Your task - Recast everything from the start of the records down to and including the line that contains "comment-input[interactable]: Ajouter un" as a numbered list, omitting any blank lines.

** Begin **

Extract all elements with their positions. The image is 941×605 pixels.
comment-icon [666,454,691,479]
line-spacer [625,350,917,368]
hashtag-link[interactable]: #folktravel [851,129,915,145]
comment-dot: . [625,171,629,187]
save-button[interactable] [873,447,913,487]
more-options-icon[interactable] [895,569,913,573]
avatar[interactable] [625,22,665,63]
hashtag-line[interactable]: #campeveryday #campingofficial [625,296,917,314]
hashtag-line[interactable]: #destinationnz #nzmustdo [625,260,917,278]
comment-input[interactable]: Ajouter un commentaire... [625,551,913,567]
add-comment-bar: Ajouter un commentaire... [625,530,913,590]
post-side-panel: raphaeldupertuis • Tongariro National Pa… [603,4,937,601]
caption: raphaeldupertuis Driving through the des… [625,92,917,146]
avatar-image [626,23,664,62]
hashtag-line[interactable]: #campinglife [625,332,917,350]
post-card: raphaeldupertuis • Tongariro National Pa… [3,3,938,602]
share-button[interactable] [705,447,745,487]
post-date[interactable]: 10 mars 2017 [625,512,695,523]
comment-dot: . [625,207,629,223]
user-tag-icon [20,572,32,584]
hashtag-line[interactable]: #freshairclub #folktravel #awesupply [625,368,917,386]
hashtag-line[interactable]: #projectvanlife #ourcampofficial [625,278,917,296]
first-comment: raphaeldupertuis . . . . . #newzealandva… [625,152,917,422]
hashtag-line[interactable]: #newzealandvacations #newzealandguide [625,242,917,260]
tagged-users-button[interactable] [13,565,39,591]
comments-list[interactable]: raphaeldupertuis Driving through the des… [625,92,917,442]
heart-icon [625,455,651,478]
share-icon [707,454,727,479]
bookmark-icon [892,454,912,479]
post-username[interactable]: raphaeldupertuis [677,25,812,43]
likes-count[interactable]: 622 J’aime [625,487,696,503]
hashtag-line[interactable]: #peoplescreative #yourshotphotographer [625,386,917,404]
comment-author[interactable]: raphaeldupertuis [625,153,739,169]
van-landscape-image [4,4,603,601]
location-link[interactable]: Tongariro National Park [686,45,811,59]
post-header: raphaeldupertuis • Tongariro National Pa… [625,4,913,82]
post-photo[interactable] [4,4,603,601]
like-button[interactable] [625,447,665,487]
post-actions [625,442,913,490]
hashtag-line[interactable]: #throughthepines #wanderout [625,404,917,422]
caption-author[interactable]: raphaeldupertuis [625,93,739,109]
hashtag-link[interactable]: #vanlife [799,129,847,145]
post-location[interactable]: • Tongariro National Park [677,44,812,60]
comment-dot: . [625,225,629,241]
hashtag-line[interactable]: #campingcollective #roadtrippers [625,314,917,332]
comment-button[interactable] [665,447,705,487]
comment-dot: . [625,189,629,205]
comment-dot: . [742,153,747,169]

** End **

Output for this exercise -
1. Extract all elements with their positions. The image is 941×605 pixels.
2. comment-icon [666,454,691,479]
3. line-spacer [625,350,917,368]
4. hashtag-link[interactable]: #folktravel [851,129,915,145]
5. comment-dot: . [625,171,629,187]
6. save-button[interactable] [873,447,913,487]
7. more-options-icon[interactable] [895,569,913,573]
8. avatar[interactable] [625,22,665,63]
9. hashtag-line[interactable]: #campeveryday #campingofficial [625,296,917,314]
10. hashtag-line[interactable]: #destinationnz #nzmustdo [625,260,917,278]
11. comment-input[interactable]: Ajouter un commentaire... [625,551,913,567]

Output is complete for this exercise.